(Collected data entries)
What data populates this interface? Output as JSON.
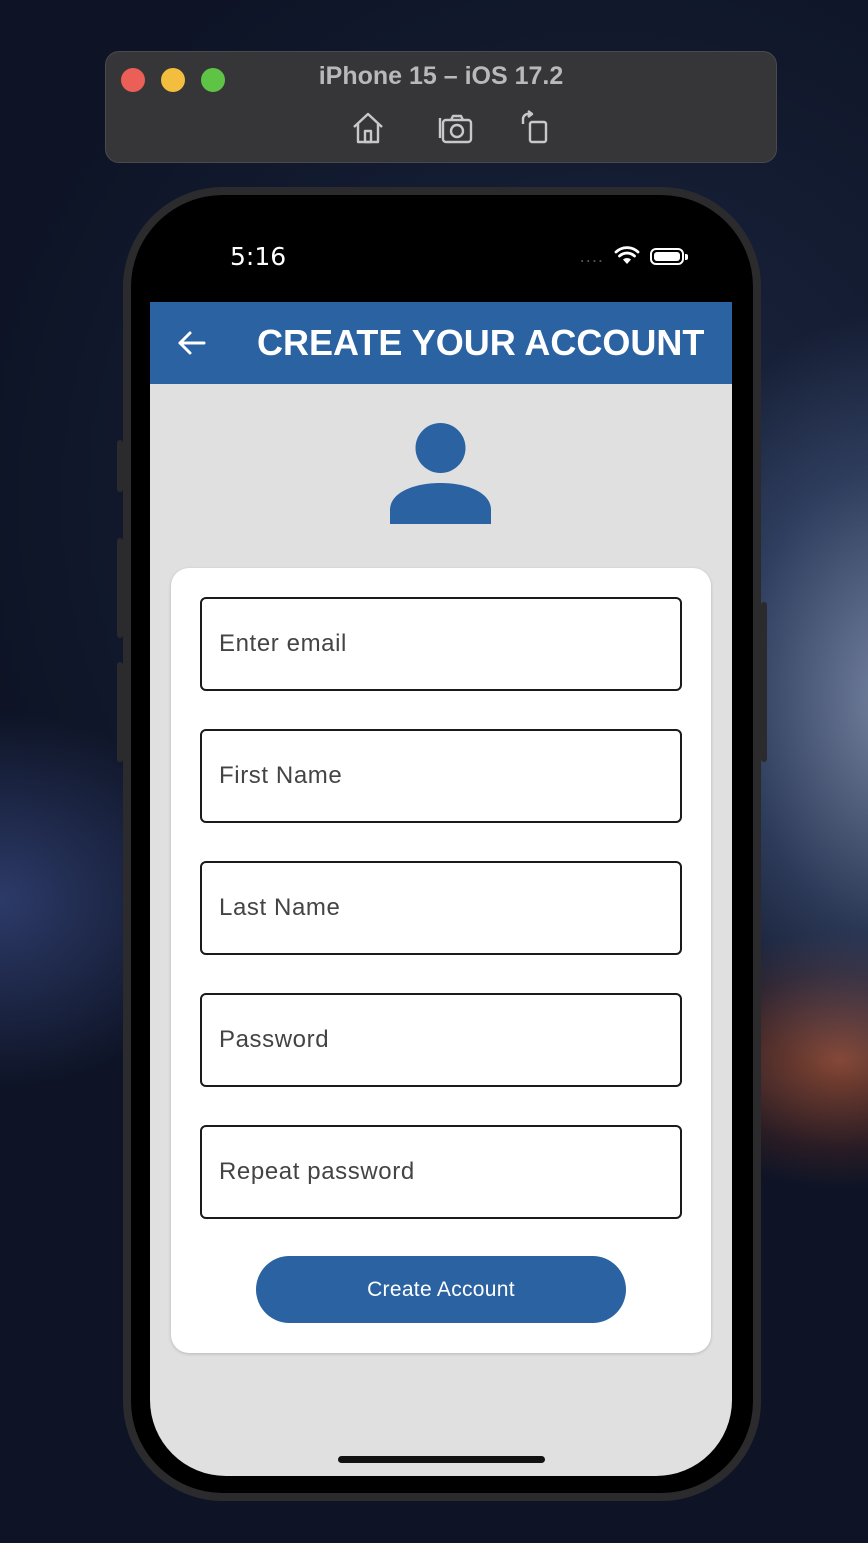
{
  "simulator": {
    "title": "iPhone 15 – iOS 17.2",
    "icons": [
      "home-icon",
      "screenshot-camera-icon",
      "rotate-icon"
    ]
  },
  "status_bar": {
    "time": "5:16",
    "signal": "....",
    "icons": [
      "wifi-icon",
      "battery-icon"
    ]
  },
  "app_bar": {
    "title": "CREATE YOUR ACCOUNT",
    "color": "#2a62a2",
    "back_icon": "back-arrow-icon"
  },
  "avatar_icon": "person-icon",
  "form": {
    "fields": [
      {
        "placeholder": "Enter email",
        "value": ""
      },
      {
        "placeholder": "First Name",
        "value": ""
      },
      {
        "placeholder": "Last Name",
        "value": ""
      },
      {
        "placeholder": "Password",
        "value": ""
      },
      {
        "placeholder": "Repeat password",
        "value": ""
      }
    ],
    "submit_label": "Create Account"
  },
  "colors": {
    "primary": "#2a62a2",
    "background": "#e0e0e0",
    "card": "#ffffff"
  }
}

TO BE DONE: Using the listing above, list every line in which the string "Name" occurs.

SOLUTION FOR THIS PROBLEM:
        "placeholder": "First Name",
        "placeholder": "Last Name",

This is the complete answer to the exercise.